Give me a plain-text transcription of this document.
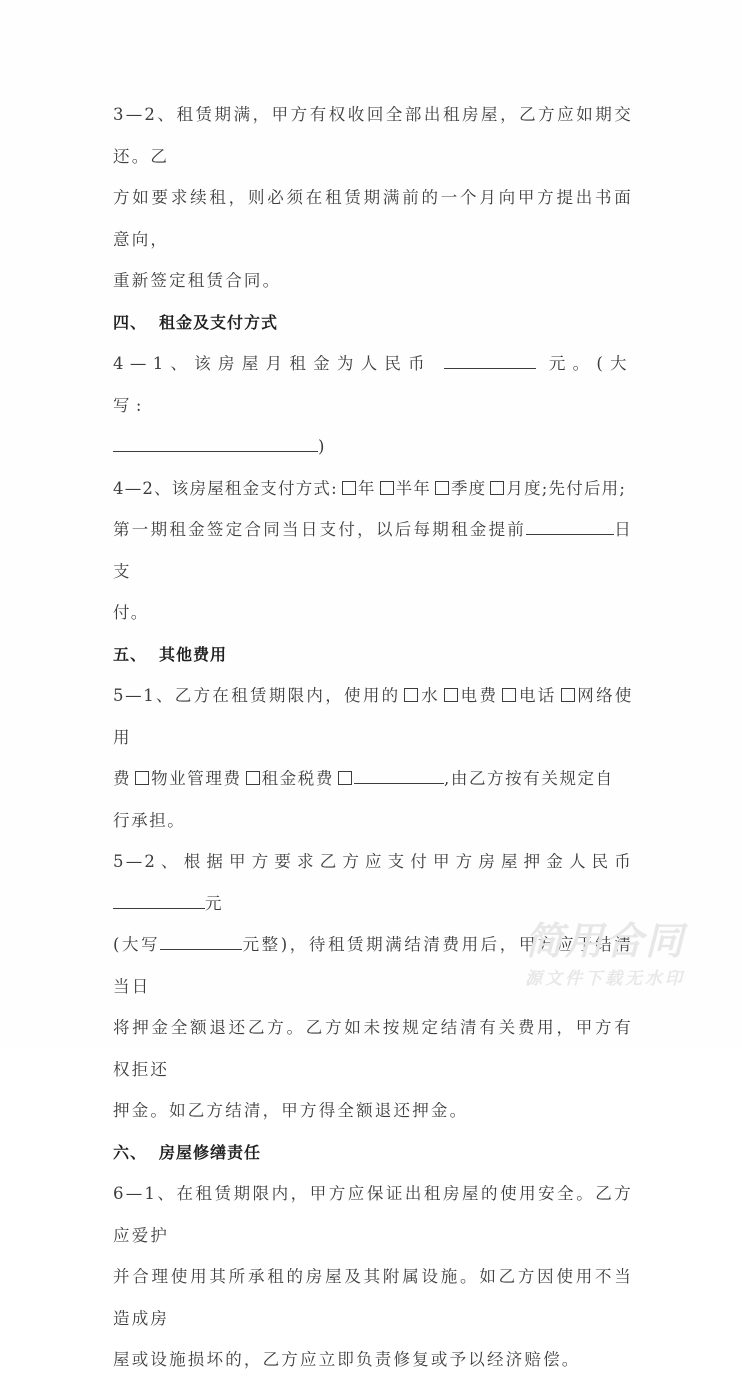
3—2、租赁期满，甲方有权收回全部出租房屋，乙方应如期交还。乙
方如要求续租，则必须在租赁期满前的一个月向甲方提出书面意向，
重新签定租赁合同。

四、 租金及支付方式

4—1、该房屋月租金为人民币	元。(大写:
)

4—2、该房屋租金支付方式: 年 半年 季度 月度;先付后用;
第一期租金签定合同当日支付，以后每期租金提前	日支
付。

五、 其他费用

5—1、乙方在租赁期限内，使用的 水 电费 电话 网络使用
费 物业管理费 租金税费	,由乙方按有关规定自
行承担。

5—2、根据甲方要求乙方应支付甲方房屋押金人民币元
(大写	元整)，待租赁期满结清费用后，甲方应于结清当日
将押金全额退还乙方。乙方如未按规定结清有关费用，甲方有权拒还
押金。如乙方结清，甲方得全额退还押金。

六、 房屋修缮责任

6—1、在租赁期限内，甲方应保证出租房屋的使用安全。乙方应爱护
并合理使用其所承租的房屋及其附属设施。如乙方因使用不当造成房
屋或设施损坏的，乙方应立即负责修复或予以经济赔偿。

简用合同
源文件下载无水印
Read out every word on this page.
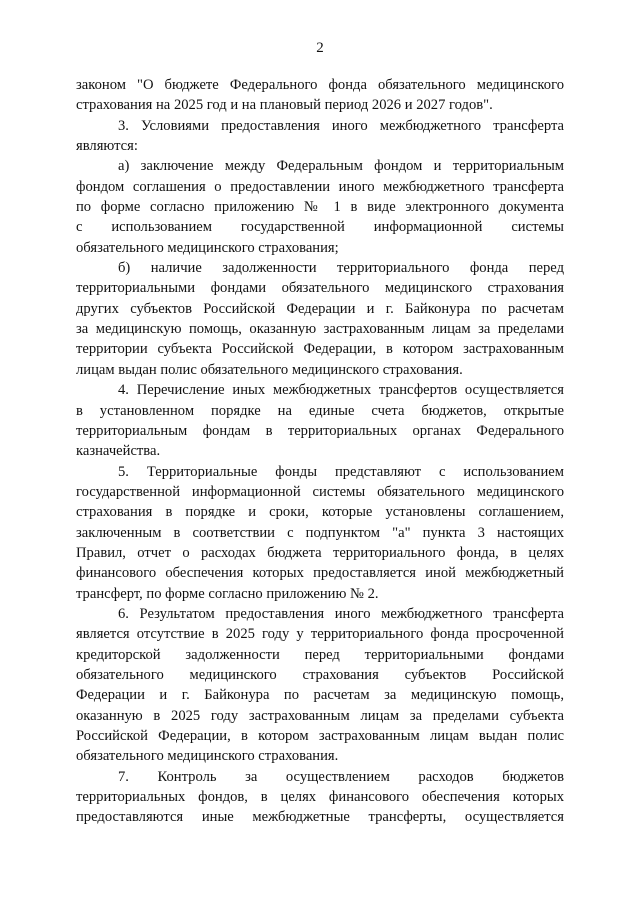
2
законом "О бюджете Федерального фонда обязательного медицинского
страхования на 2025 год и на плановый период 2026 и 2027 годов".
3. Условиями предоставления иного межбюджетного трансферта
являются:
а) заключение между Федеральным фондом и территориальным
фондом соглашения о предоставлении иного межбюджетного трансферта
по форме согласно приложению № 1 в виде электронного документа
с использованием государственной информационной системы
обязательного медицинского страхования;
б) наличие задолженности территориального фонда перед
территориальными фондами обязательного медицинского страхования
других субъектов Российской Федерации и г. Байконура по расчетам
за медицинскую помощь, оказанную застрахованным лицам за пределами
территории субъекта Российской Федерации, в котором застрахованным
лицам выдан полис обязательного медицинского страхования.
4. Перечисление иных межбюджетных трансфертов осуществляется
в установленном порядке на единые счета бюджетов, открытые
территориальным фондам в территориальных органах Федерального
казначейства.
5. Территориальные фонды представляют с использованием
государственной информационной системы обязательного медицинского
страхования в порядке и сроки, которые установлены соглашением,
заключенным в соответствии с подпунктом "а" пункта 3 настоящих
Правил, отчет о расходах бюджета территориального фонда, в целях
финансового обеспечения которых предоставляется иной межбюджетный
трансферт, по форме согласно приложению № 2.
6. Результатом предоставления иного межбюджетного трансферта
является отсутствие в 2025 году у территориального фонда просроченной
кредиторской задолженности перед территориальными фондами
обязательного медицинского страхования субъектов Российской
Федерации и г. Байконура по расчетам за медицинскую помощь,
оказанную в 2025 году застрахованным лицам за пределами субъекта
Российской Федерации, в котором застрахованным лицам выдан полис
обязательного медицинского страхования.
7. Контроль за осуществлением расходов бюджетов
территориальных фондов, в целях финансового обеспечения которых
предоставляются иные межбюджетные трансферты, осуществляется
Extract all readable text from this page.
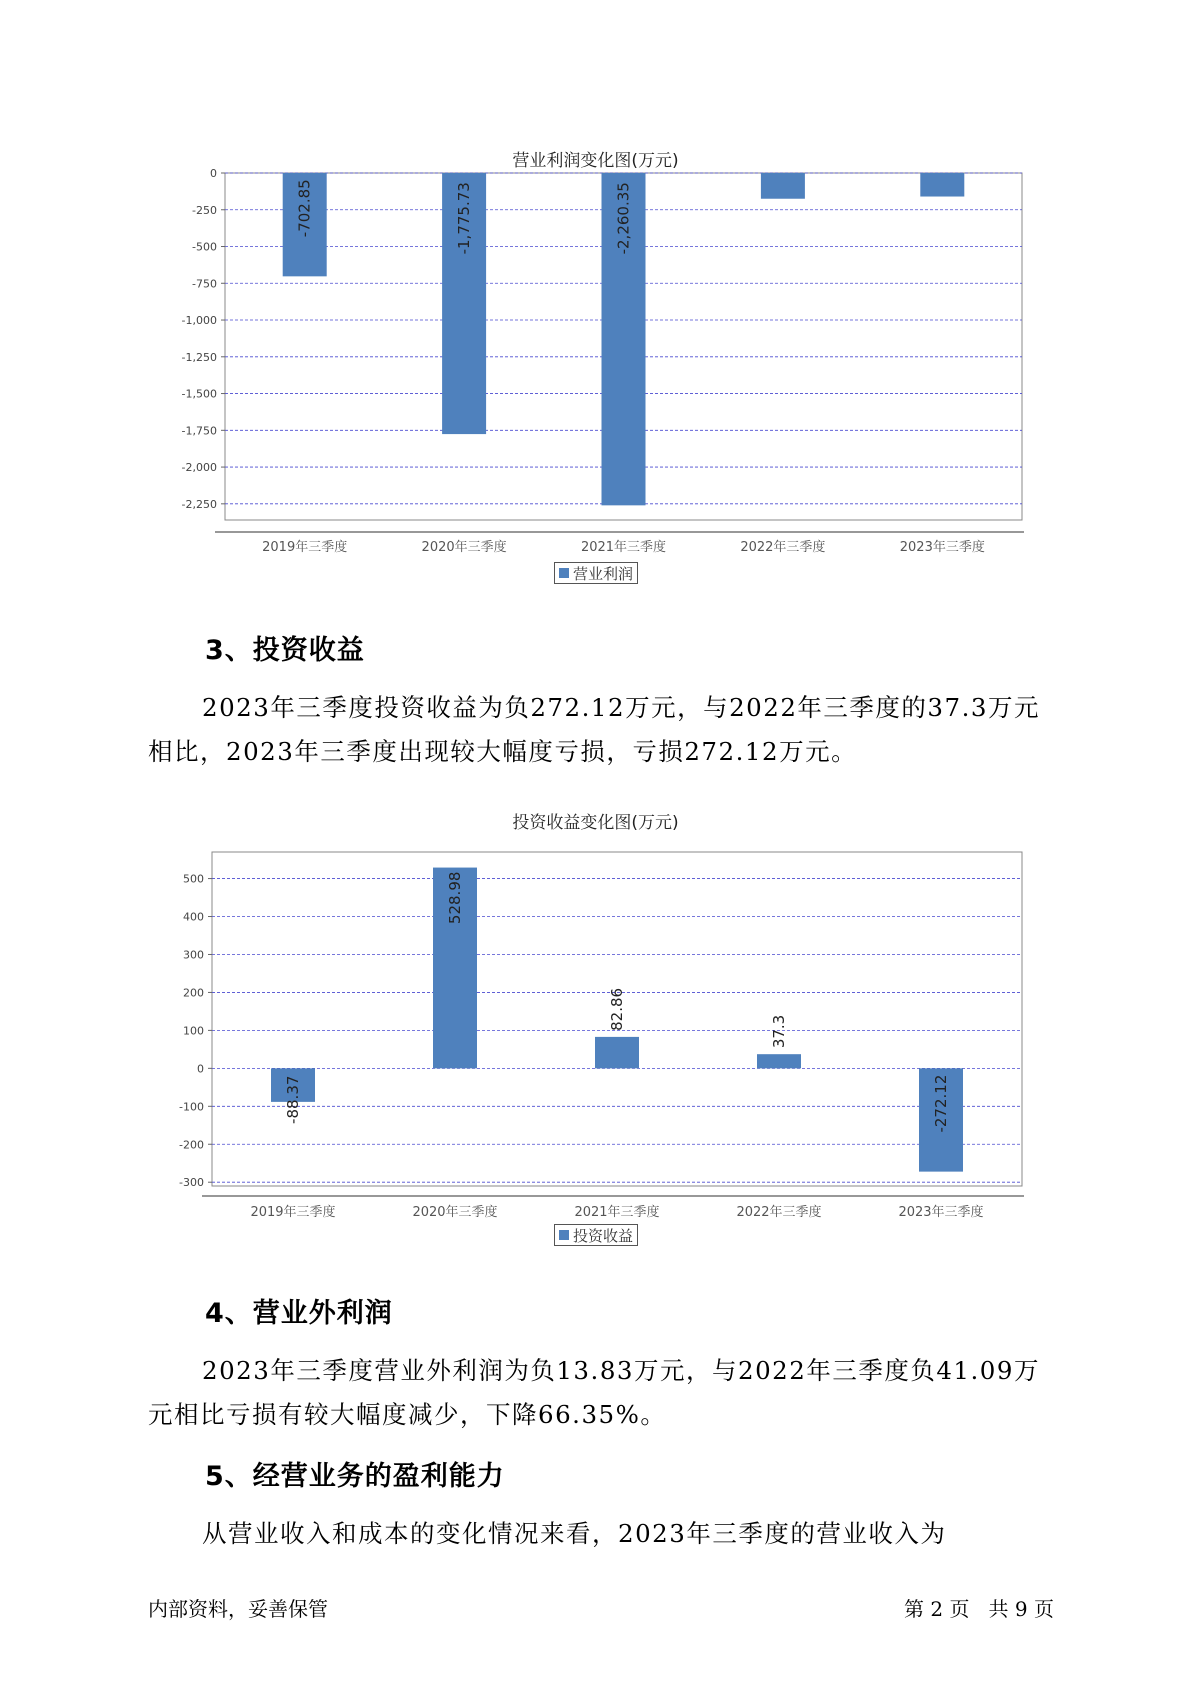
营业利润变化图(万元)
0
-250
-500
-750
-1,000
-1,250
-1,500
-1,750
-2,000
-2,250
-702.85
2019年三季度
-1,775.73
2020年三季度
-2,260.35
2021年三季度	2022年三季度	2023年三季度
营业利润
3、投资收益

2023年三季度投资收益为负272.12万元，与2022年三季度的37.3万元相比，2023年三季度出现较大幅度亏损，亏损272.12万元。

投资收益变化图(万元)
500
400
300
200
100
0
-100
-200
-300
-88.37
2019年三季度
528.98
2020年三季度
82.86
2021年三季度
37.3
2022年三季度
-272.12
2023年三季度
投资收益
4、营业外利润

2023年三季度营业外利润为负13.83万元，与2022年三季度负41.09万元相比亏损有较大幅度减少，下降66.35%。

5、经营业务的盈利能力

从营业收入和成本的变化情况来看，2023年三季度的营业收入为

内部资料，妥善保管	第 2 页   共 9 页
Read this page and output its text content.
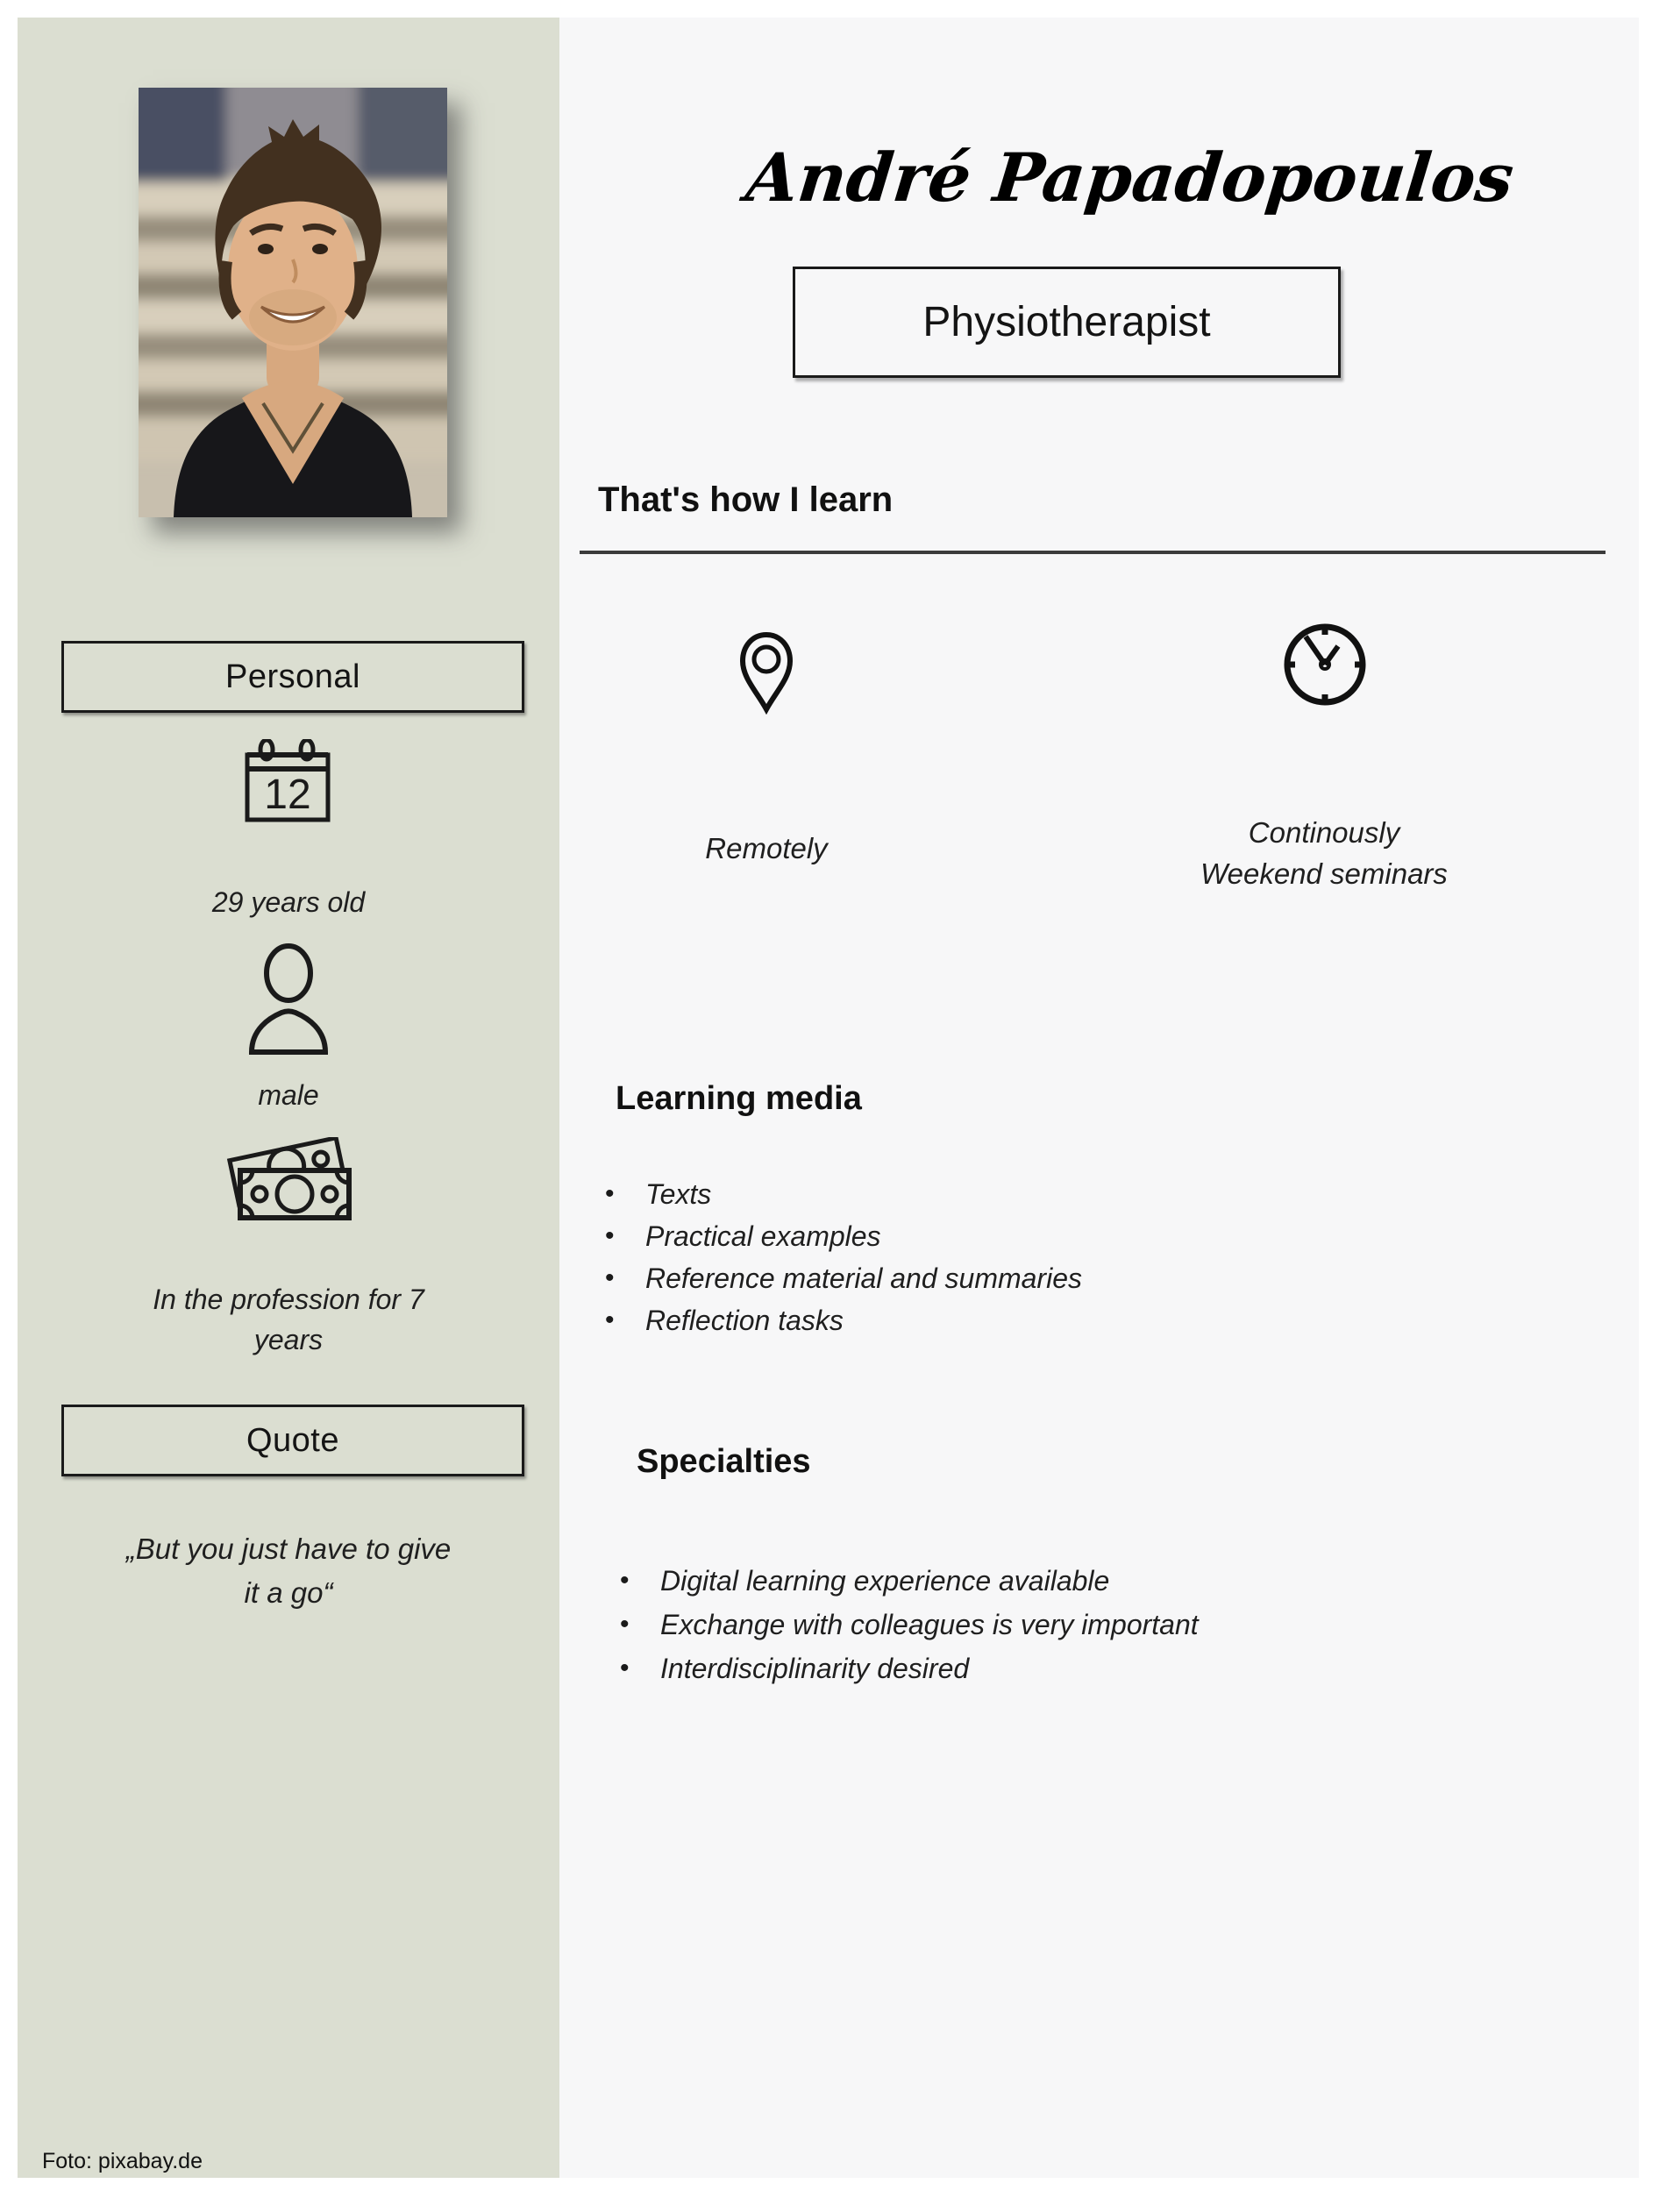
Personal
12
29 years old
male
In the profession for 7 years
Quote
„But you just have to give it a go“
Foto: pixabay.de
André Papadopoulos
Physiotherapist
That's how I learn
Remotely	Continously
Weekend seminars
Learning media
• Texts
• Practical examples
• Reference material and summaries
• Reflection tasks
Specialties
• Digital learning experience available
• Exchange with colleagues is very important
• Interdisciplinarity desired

· · ·

**Problem description**
Count the lines in the records above that contain the word "трансферта", and reply with only that number.

**Right answer**
3